Write every entry out again exactly, please, and skip the pictures.
-- Start --
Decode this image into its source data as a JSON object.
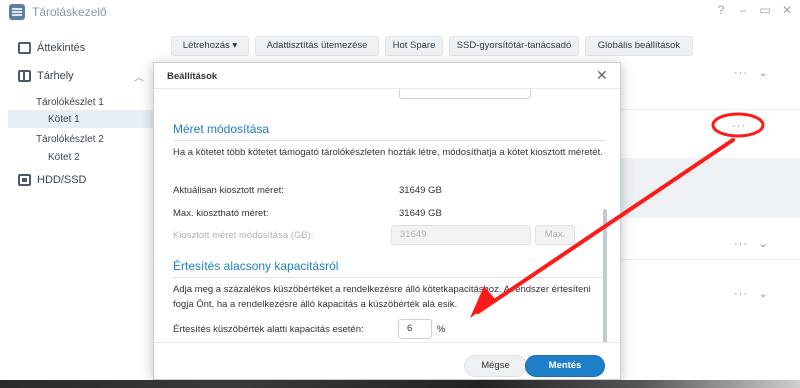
{
  "app": {
    "title": "Tároláskezelő",
    "controls": [
      "?",
      "–",
      "▭",
      "✕"
    ]
  },
  "sidebar": {
    "items": [
      {
        "label": "Áttekintés",
        "icon": "overview-icon"
      },
      {
        "label": "Tárhely",
        "icon": "storage-icon"
      },
      {
        "label": "HDD/SSD",
        "icon": "hdd-icon"
      }
    ],
    "pools": [
      {
        "label": "Tárolókészlet 1",
        "volume": "Kötet 1"
      },
      {
        "label": "Tárolókészlet 2",
        "volume": "Kötet 2"
      }
    ]
  },
  "toolbar": {
    "create_label": "Létrehozás",
    "scrub_label": "Adattisztítás ütemezése",
    "hotspare_label": "Hot Spare",
    "ssdcache_label": "SSD-gyorsítótár-tanácsadó",
    "global_label": "Globális beállítások"
  },
  "right_panel": {
    "more_label": "···",
    "expand_label": "⌄"
  },
  "dialog": {
    "title": "Beállítások",
    "close_label": "✕",
    "resize_section": {
      "title": "Méret módosítása",
      "description": "Ha a kötetet több kötetet támogató tárolókészleten hozták létre, módosíthatja a kötet kiosztott méretét.",
      "allocated_label": "Aktuálisan kiosztott méret:",
      "allocated_value": "31649 GB",
      "max_label": "Max. kiosztható méret:",
      "max_value": "31649 GB",
      "modify_label": "Kiosztott méret módosítása (GB):",
      "modify_value": "31649",
      "max_button": "Max."
    },
    "notify_section": {
      "title": "Értesítés alacsony kapacitásról",
      "description": "Adja meg a százalékos küszöbértéket a rendelkezésre álló kötetkapacitáshoz. A rendszer értesíteni fogja Önt, ha a rendelkezésre álló kapacitás a küszöbérték alá esik.",
      "threshold_label": "Értesítés küszöbérték alatti kapacitás esetén:",
      "threshold_value": "6",
      "threshold_unit": "%"
    },
    "cancel_label": "Mégse",
    "save_label": "Mentés"
  },
  "colors": {
    "accent": "#1e7ec8",
    "annotation": "#ff1a1a"
  }
}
-- End --
> _RESULT OF THE EXERCISE_
Decode this image into its source data as a JSON object.
{
  "app": {
    "title": "Tároláskezelő",
    "controls": [
      "?",
      "–",
      "▭",
      "✕"
    ]
  },
  "sidebar": {
    "items": [
      {
        "label": "Áttekintés",
        "icon": "overview-icon"
      },
      {
        "label": "Tárhely",
        "icon": "storage-icon"
      },
      {
        "label": "HDD/SSD",
        "icon": "hdd-icon"
      }
    ],
    "pools": [
      {
        "label": "Tárolókészlet 1",
        "volume": "Kötet 1"
      },
      {
        "label": "Tárolókészlet 2",
        "volume": "Kötet 2"
      }
    ]
  },
  "toolbar": {
    "create_label": "Létrehozás",
    "scrub_label": "Adattisztítás ütemezése",
    "hotspare_label": "Hot Spare",
    "ssdcache_label": "SSD-gyorsítótár-tanácsadó",
    "global_label": "Globális beállítások"
  },
  "right_panel": {
    "more_label": "···",
    "expand_label": "⌄"
  },
  "dialog": {
    "title": "Beállítások",
    "close_label": "✕",
    "resize_section": {
      "title": "Méret módosítása",
      "description": "Ha a kötetet több kötetet támogató tárolókészleten hozták létre, módosíthatja a kötet kiosztott méretét.",
      "allocated_label": "Aktuálisan kiosztott méret:",
      "allocated_value": "31649 GB",
      "max_label": "Max. kiosztható méret:",
      "max_value": "31649 GB",
      "modify_label": "Kiosztott méret módosítása (GB):",
      "modify_value": "31649",
      "max_button": "Max."
    },
    "notify_section": {
      "title": "Értesítés alacsony kapacitásról",
      "description": "Adja meg a százalékos küszöbértéket a rendelkezésre álló kötetkapacitáshoz. A rendszer értesíteni fogja Önt, ha a rendelkezésre álló kapacitás a küszöbérték alá esik.",
      "threshold_label": "Értesítés küszöbérték alatti kapacitás esetén:",
      "threshold_value": "6",
      "threshold_unit": "%"
    },
    "cancel_label": "Mégse",
    "save_label": "Mentés"
  },
  "colors": {
    "accent": "#1e7ec8",
    "annotation": "#ff1a1a"
  }
}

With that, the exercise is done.